■ **SHORT PROBLEM**:
Keep only those lines of the records that include the string "this".

(Entries with figure data)

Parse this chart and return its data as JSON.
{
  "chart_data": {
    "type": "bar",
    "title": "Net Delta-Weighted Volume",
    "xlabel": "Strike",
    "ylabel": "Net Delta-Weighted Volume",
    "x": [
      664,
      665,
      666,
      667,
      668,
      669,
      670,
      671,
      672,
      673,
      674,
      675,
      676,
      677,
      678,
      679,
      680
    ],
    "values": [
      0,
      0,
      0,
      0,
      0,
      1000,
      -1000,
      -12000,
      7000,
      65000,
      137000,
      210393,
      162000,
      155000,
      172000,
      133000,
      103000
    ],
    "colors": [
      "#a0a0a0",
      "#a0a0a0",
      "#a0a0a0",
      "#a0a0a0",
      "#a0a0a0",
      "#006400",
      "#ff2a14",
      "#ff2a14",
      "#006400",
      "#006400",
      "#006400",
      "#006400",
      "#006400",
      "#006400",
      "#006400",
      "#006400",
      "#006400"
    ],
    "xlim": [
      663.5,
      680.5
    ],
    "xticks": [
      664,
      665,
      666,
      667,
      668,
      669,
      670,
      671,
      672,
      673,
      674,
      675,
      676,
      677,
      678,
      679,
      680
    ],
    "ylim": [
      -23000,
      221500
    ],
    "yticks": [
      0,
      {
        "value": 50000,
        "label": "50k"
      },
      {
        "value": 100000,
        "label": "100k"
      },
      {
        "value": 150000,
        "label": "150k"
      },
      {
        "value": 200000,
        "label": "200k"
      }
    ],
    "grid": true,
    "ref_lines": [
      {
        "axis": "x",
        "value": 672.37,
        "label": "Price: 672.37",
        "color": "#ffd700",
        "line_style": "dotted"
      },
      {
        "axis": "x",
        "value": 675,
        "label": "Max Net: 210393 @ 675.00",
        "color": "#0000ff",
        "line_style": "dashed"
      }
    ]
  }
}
--
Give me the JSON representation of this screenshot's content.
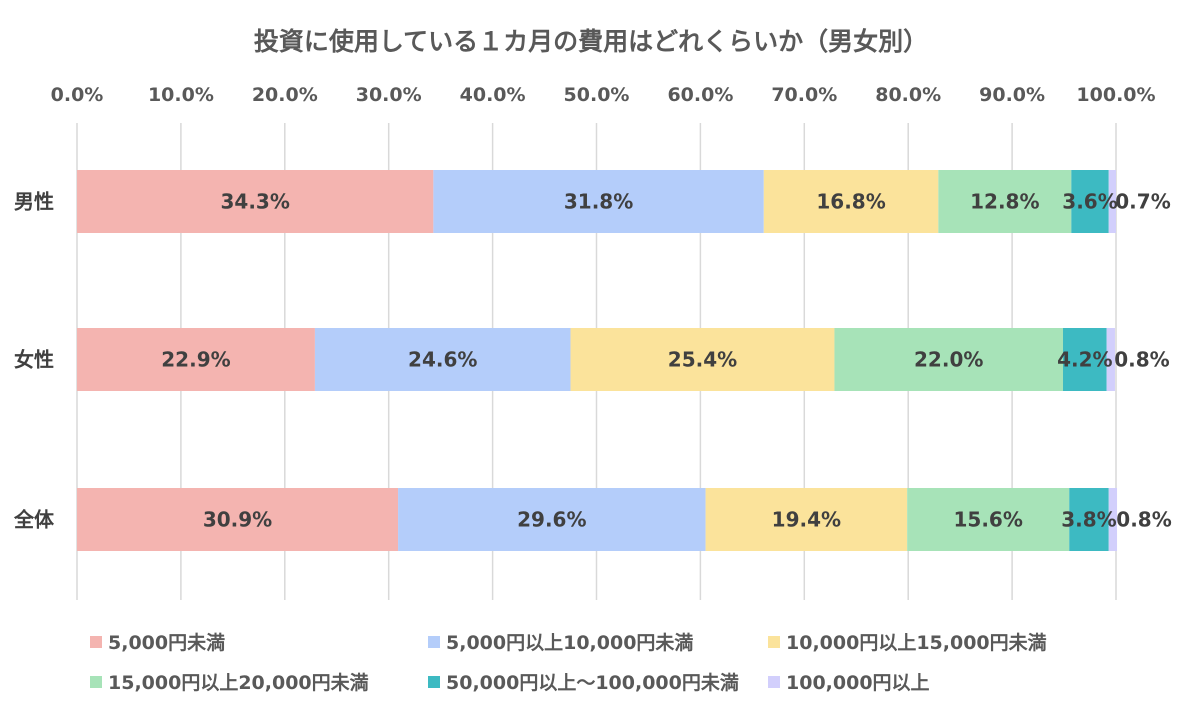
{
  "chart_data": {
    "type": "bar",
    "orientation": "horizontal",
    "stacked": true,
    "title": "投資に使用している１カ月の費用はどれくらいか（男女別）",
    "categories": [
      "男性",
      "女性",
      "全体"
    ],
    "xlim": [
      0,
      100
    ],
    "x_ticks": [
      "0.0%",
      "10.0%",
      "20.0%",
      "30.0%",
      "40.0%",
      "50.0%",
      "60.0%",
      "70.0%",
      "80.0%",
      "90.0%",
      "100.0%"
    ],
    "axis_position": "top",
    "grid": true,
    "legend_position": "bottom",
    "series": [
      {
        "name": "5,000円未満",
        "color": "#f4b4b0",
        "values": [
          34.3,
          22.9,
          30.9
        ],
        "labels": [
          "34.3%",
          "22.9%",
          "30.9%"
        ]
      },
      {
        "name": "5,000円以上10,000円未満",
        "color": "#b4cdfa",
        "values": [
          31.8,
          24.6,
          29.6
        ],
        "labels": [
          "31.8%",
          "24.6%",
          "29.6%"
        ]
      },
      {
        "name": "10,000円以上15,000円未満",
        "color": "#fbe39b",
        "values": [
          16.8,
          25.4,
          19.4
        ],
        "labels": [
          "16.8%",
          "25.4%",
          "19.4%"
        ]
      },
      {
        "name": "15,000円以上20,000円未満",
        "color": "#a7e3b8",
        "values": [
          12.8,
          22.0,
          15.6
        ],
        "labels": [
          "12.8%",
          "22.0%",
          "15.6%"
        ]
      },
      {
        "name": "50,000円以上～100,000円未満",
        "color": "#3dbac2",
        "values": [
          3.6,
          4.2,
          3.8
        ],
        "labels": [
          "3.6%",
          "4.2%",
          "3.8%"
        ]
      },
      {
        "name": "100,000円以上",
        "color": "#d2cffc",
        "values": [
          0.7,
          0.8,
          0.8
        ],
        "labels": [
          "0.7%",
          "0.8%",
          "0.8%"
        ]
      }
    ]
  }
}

■ **THE REPLY**:
Parse this chart and return its data as JSON.
Give me the JSON representation of this screenshot's content.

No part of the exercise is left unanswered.